═══ Task inputs

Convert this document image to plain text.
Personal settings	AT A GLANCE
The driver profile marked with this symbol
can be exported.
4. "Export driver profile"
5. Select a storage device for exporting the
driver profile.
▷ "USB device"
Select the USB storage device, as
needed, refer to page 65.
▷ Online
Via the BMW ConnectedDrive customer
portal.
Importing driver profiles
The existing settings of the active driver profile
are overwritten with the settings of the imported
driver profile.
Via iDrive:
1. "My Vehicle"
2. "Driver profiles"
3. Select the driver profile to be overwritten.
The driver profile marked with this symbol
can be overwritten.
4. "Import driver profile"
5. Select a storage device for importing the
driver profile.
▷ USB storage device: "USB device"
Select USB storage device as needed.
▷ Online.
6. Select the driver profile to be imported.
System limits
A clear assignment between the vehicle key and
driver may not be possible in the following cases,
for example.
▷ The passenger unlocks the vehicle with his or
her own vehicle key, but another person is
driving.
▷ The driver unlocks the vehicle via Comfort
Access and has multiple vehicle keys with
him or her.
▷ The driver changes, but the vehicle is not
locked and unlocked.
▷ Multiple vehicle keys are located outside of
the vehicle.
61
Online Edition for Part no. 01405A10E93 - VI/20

══════

Work to be completed – Scan the records above for the string "profiles", then report every line that contains it.

Correct answer –
Importing driver profiles
2. "Driver profiles"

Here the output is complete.